_Given problem_:
Reproduce the material below word for word, omitting the image.

***

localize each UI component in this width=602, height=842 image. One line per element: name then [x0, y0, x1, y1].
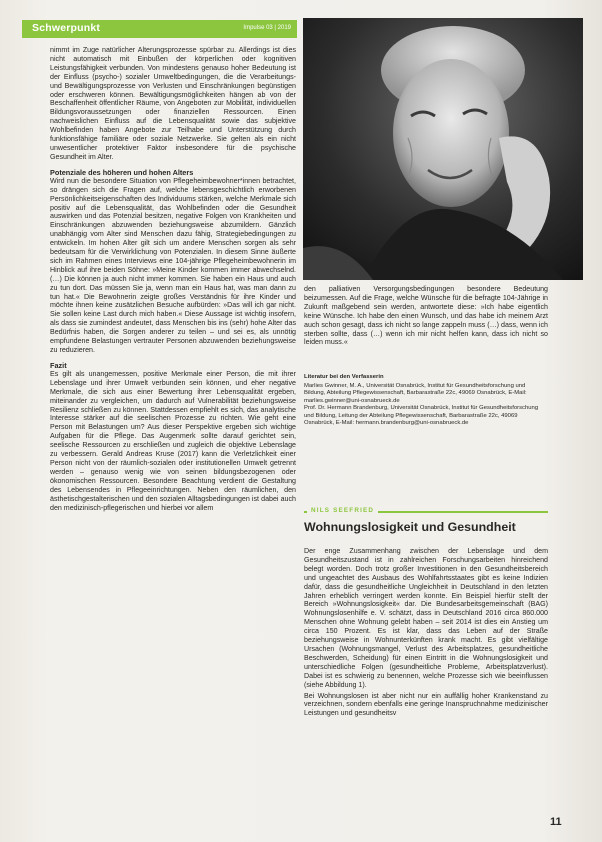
author-rubric: [304, 507, 548, 517]
literature-block: [304, 374, 548, 428]
issue-label: Impulse 03 | 2019: [243, 25, 291, 31]
right-column-top: [304, 285, 548, 349]
heading-potenziale: Potenziale des höheren und hohen Alters: [50, 167, 194, 177]
wohnungslosigkeit-paragraph-1: Der enge Zusammenhang zwischen der Lebenslage und dem Gesundheitszustand ist in zahlreichen Forschungsarbeiten hinreichend belegt worden. Doch trotz großer Investitionen in den Gesundheitsbereich und ungeachtet des Ausbaus des Wohlfahrtsstaates gibt es keine Indizien dafür, dass die gesundheitliche Ungleichheit in Deutschland in den letzten Jahren erheblich verringert werden konnte. Ein Beispiel hierfür stellt der Bereich »Wohnungslosigkeit« dar. Die Bundesarbeitsgemeinschaft (BAG) Wohnungslosenhilfe e. V. schätzt, dass in Deutschland 2016 circa 860.000 Menschen ohne Wohnung gelebt haben – seit 2014 ist dies ein Anstieg um circa 150 Prozent. Es ist klar, dass das Leben auf der Straße beziehungsweise in Wohnunterkünften krank macht. Es gibt vielfältige Ursachen (Wohnungsmangel, Verlust des Arbeitsplatzes, gesundheitliche Beschwerden, Scheidung) für einen Eintritt in die Wohnungslosigkeit und unterschiedliche Folgen (gesundheitliche Probleme, Arbeitsplatzverlust). Dabei ist es schwierig zu benennen, welche Prozesse sich wie beeinflussen (siehe Abbildung 1).: [304, 547, 548, 689]
fazit-paragraph: Es gilt als unangemessen, positive Merkmale einer Person, die mit ihrer Lebenslage und ihrer Umwelt verbunden sein können, und eher negative Merkmale, die sich aus einer Bewertung ihrer Lebensqualität ergeben, miteinander zu vergleichen, um dadurch auf Vulnerabilität beziehungsweise Resilienz schließen zu können. Stattdessen empfiehlt es sich, das analytische Interesse stärker auf die seelischen Prozesse zu richten. Wie geht eine Person mit Belastungen um? Aus dieser Perspektive ergeben sich wichtige Aufgaben für die Pflege. Das Augenmerk sollte darauf gerichtet sein, seelische Ressourcen zu erschließen und zugleich die objektive Lebenslage zu verbessern. Gerald Andreas Kruse (2017) kann die Verletzlichkeit einer Person nicht von der räumlich-sozialen oder institutionellen Umwelt getrennt werden – genauso wenig wie von seinen bildungsbezogenen oder ökonomischen Ressourcen. Besondere Beachtung verdient die Gestaltung des Lebensendes in Pflegeeinrichtungen. Neben den räumlichen, den ästhetischgestalterischen und den sozialen Alltagsbedingungen ist dabei auch den medizinisch-pflegerischen und hierbei vor allem: [50, 369, 296, 512]
left-column: [50, 46, 296, 514]
page-number: 11: [550, 816, 562, 828]
portrait-photo: [303, 18, 583, 280]
wohnungslosigkeit-paragraph-2: Bei Wohnungslosen ist aber nicht nur ein auffällig hoher Krankenstand zu verzeichnen, sondern ebenfalls eine geringe Inanspruchnahme medizinischer Leistungen und gesundheitsv: [304, 691, 548, 718]
author-gwinner: Marlies Gwinner, M. A., Universität Osnabrück, Institut für Gesundheitsforschung und Bildung, Abteilung Pflegewissenschaft, Barbarastraße 22c, 49069 Osnabrück, E-Mail: marlies.gwinner@uni-osnabrueck.de: [304, 382, 527, 404]
section-header-bar: [22, 20, 297, 38]
potenziale-paragraph: Wird nun die besondere Situation von Pflegeheimbewohner*innen betrachtet, so drängen sich die Fragen auf, welche lebensgeschichtlich erworbenen Persönlichkeitseigenschaften des Individuums stärken, welche Merkmale sich positiv auf die Lebensqualität, das Wohlbefinden oder die Gesundheit auswirken und das Potenzial besitzen, negative Folgen von Krankheiten und Einschränkungen abzuwenden beziehungsweise abzumildern. Gänzlich unabhängig vom Alter sind Menschen dazu fähig, Strategiebedingungen zu entwickeln. Im hohen Alter gilt sich um andere Menschen sorgen als sehr bedeutsam für die Verwirklichung von Potenzialen. In diesem Sinne äußerte sich im Rahmen eines Interviews eine 104-jährige Pflegeheimbewohnerin im Hinblick auf ihre beiden Söhne: »Meine Kinder kommen immer abwechselnd. (…) Die können ja auch nicht immer kommen. Sie haben ein Haus und auch zu tun dort. Das müssen Sie ja, wenn man ein Haus hat, was man dann zu tun hat.« Die Bewohnerin zeigte großes Verständnis für ihre Kinder und möchte ihnen keine zusätzlichen Besuche aufbürden: »Das will ich gar nicht. Sie sollen keine Last durch mich haben.« Diese Aussage ist wichtig insofern, als dass sie zumindest andeutet, dass Menschen bis ins (sehr) hohe Alter das Bedürfnis haben, die Sorgen anderer zu teilen – und sei es, als unnötig empfundene Belastungen vertrauter Personen abzuwenden beziehungsweise zu reduzieren.: [50, 176, 296, 354]
heading-fazit: Fazit: [50, 360, 67, 370]
article-title: Wohnungslosigkeit und Gesundheit: [304, 520, 516, 534]
intro-paragraph: nimmt im Zuge natürlicher Alterungsprozesse spürbar zu. Allerdings ist dies nicht automatisch mit Einbußen der körperlichen oder kognitiven Leistungsfähigkeit verbunden. Von mindestens genauso hoher Bedeutung ist der Einfluss (psycho-) sozialer Umweltbedingungen, die die Verarbeitungs- und Bewältigungsprozesse von Verlusten und Einschränkungen begünstigen oder erschweren können. Bewältigungsmöglichkeiten hängen ab von der Beschaffenheit öffentlicher Räume, von Angeboten zur Mobilität, individuellen Bildungsvoraussetzungen oder finanziellen Ressourcen. Einen nachweislichen Einfluss auf die Lebensqualität sowie das subjektive Wohlbefinden haben Angebote zur Teilhabe und Unterstützung durch funktionsfähige familiäre oder soziale Netzwerke. Sie gelten als ein nicht unwesentlicher protektiver Faktor insbesondere für die psychische Gesundheit im Alter.: [50, 46, 296, 161]
palliative-paragraph: den palliativen Versorgungsbedingungen besondere Bedeutung beizumessen. Auf die Frage, welche Wünsche für die befragte 104-Jährige in Zukunft maßgebend sein werden, antwortete diese: »Ich habe eigentlich keine Wünsche. Ich habe den einen Wunsch, und das habe ich meinem Arzt auch schon gesagt, dass ich nicht so lange zappeln muss (…) dass, wenn ich sterben sollte, dass (…) wenn ich mir nicht helfen kann, dass ich nicht so leiden muss.«: [304, 285, 548, 347]
section-title: Schwerpunkt: [32, 22, 101, 34]
elderly-woman-portrait-image: [303, 18, 583, 280]
right-column-bottom: [304, 547, 548, 720]
author-brandenburg: Prof. Dr. Hermann Brandenburg, Universität Osnabrück, Institut für Gesundheitsforschung und Bildung, Leitung der Abteilung Pflegewissenschaft, Barbarastraße 22c, 49069 Osnabrück, E-Mail: hermann.brandenburg@uni-osnabrueck.de: [304, 405, 539, 426]
rubric-author-name: NILS SEEFRIED: [307, 507, 378, 514]
literature-title: Literatur bei den Verfasserin: [304, 374, 384, 380]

***

_Task response_:
localize each UI component in this width=602, height=842 image. One line per element: name then [x0, y0, x1, y1].
author-rubric: [304, 507, 548, 517]
literature-block: [304, 374, 548, 428]
issue-label: Impulse 03 | 2019: [243, 25, 291, 31]
right-column-top: [304, 285, 548, 349]
heading-potenziale: Potenziale des höheren und hohen Alters: [50, 167, 194, 177]
wohnungslosigkeit-paragraph-1: Der enge Zusammenhang zwischen der Lebenslage und dem Gesundheitszustand ist in zahlreichen Forschungsarbeiten hinreichend belegt worden. Doch trotz großer Investitionen in den Gesundheitsbereich und ungeachtet des Ausbaus des Wohlfahrtsstaates gibt es keine Indizien dafür, dass die gesundheitliche Ungleichheit in Deutschland in den letzten Jahren erheblich verringert werden konnte. Ein Beispiel hierfür stellt der Bereich »Wohnungslosigkeit« dar. Die Bundesarbeitsgemeinschaft (BAG) Wohnungslosenhilfe e. V. schätzt, dass in Deutschland 2016 circa 860.000 Menschen ohne Wohnung gelebt haben – seit 2014 ist dies ein Anstieg um circa 150 Prozent. Es ist klar, dass das Leben auf der Straße beziehungsweise in Wohnunterkünften krank macht. Es gibt vielfältige Ursachen (Wohnungsmangel, Verlust des Arbeitsplatzes, gesundheitliche Beschwerden, Scheidung) für einen Eintritt in die Wohnungslosigkeit und unterschiedliche Folgen (gesundheitliche Probleme, Arbeitsplatzverlust). Dabei ist es schwierig zu benennen, welche Prozesse sich wie beeinflussen (siehe Abbildung 1).: [304, 547, 548, 689]
fazit-paragraph: Es gilt als unangemessen, positive Merkmale einer Person, die mit ihrer Lebenslage und ihrer Umwelt verbunden sein können, und eher negative Merkmale, die sich aus einer Bewertung ihrer Lebensqualität ergeben, miteinander zu vergleichen, um dadurch auf Vulnerabilität beziehungsweise Resilienz schließen zu können. Stattdessen empfiehlt es sich, das analytische Interesse stärker auf die seelischen Prozesse zu richten. Wie geht eine Person mit Belastungen um? Aus dieser Perspektive ergeben sich wichtige Aufgaben für die Pflege. Das Augenmerk sollte darauf gerichtet sein, seelische Ressourcen zu erschließen und zugleich die objektive Lebenslage zu verbessern. Gerald Andreas Kruse (2017) kann die Verletzlichkeit einer Person nicht von der räumlich-sozialen oder institutionellen Umwelt getrennt werden – genauso wenig wie von seinen bildungsbezogenen oder ökonomischen Ressourcen. Besondere Beachtung verdient die Gestaltung des Lebensendes in Pflegeeinrichtungen. Neben den räumlichen, den ästhetischgestalterischen und den sozialen Alltagsbedingungen ist dabei auch den medizinisch-pflegerischen und hierbei vor allem: [50, 369, 296, 512]
left-column: [50, 46, 296, 514]
page-number: 11: [550, 816, 562, 828]
portrait-photo: [303, 18, 583, 280]
wohnungslosigkeit-paragraph-2: Bei Wohnungslosen ist aber nicht nur ein auffällig hoher Krankenstand zu verzeichnen, sondern ebenfalls eine geringe Inanspruchnahme medizinischer Leistungen und gesundheitsv: [304, 691, 548, 718]
author-gwinner: Marlies Gwinner, M. A., Universität Osnabrück, Institut für Gesundheitsforschung und Bildung, Abteilung Pflegewissenschaft, Barbarastraße 22c, 49069 Osnabrück, E-Mail: marlies.gwinner@uni-osnabrueck.de: [304, 382, 527, 404]
section-header-bar: [22, 20, 297, 38]
potenziale-paragraph: Wird nun die besondere Situation von Pflegeheimbewohner*innen betrachtet, so drängen sich die Fragen auf, welche lebensgeschichtlich erworbenen Persönlichkeitseigenschaften des Individuums stärken, welche Merkmale sich positiv auf die Lebensqualität, das Wohlbefinden oder die Gesundheit auswirken und das Potenzial besitzen, negative Folgen von Krankheiten und Einschränkungen abzuwenden beziehungsweise abzumildern. Gänzlich unabhängig vom Alter sind Menschen dazu fähig, Strategiebedingungen zu entwickeln. Im hohen Alter gilt sich um andere Menschen sorgen als sehr bedeutsam für die Verwirklichung von Potenzialen. In diesem Sinne äußerte sich im Rahmen eines Interviews eine 104-jährige Pflegeheimbewohnerin im Hinblick auf ihre beiden Söhne: »Meine Kinder kommen immer abwechselnd. (…) Die können ja auch nicht immer kommen. Sie haben ein Haus und auch zu tun dort. Das müssen Sie ja, wenn man ein Haus hat, was man dann zu tun hat.« Die Bewohnerin zeigte großes Verständnis für ihre Kinder und möchte ihnen keine zusätzlichen Besuche aufbürden: »Das will ich gar nicht. Sie sollen keine Last durch mich haben.« Diese Aussage ist wichtig insofern, als dass sie zumindest andeutet, dass Menschen bis ins (sehr) hohe Alter das Bedürfnis haben, die Sorgen anderer zu teilen – und sei es, als unnötig empfundene Belastungen vertrauter Personen abzuwenden beziehungsweise zu reduzieren.: [50, 176, 296, 354]
heading-fazit: Fazit: [50, 360, 67, 370]
article-title: Wohnungslosigkeit und Gesundheit: [304, 520, 516, 534]
intro-paragraph: nimmt im Zuge natürlicher Alterungsprozesse spürbar zu. Allerdings ist dies nicht automatisch mit Einbußen der körperlichen oder kognitiven Leistungsfähigkeit verbunden. Von mindestens genauso hoher Bedeutung ist der Einfluss (psycho-) sozialer Umweltbedingungen, die die Verarbeitungs- und Bewältigungsprozesse von Verlusten und Einschränkungen begünstigen oder erschweren können. Bewältigungsmöglichkeiten hängen ab von der Beschaffenheit öffentlicher Räume, von Angeboten zur Mobilität, individuellen Bildungsvoraussetzungen oder finanziellen Ressourcen. Einen nachweislichen Einfluss auf die Lebensqualität sowie das subjektive Wohlbefinden haben Angebote zur Teilhabe und Unterstützung durch funktionsfähige familiäre oder soziale Netzwerke. Sie gelten als ein nicht unwesentlicher protektiver Faktor insbesondere für die psychische Gesundheit im Alter.: [50, 46, 296, 161]
palliative-paragraph: den palliativen Versorgungsbedingungen besondere Bedeutung beizumessen. Auf die Frage, welche Wünsche für die befragte 104-Jährige in Zukunft maßgebend sein werden, antwortete diese: »Ich habe eigentlich keine Wünsche. Ich habe den einen Wunsch, und das habe ich meinem Arzt auch schon gesagt, dass ich nicht so lange zappeln muss (…) dass, wenn ich sterben sollte, dass (…) wenn ich mir nicht helfen kann, dass ich nicht so leiden muss.«: [304, 285, 548, 347]
section-title: Schwerpunkt: [32, 22, 101, 34]
elderly-woman-portrait-image: [303, 18, 583, 280]
right-column-bottom: [304, 547, 548, 720]
author-brandenburg: Prof. Dr. Hermann Brandenburg, Universität Osnabrück, Institut für Gesundheitsforschung und Bildung, Leitung der Abteilung Pflegewissenschaft, Barbarastraße 22c, 49069 Osnabrück, E-Mail: hermann.brandenburg@uni-osnabrueck.de: [304, 405, 539, 426]
rubric-author-name: NILS SEEFRIED: [307, 507, 378, 514]
literature-title: Literatur bei den Verfasserin: [304, 374, 384, 380]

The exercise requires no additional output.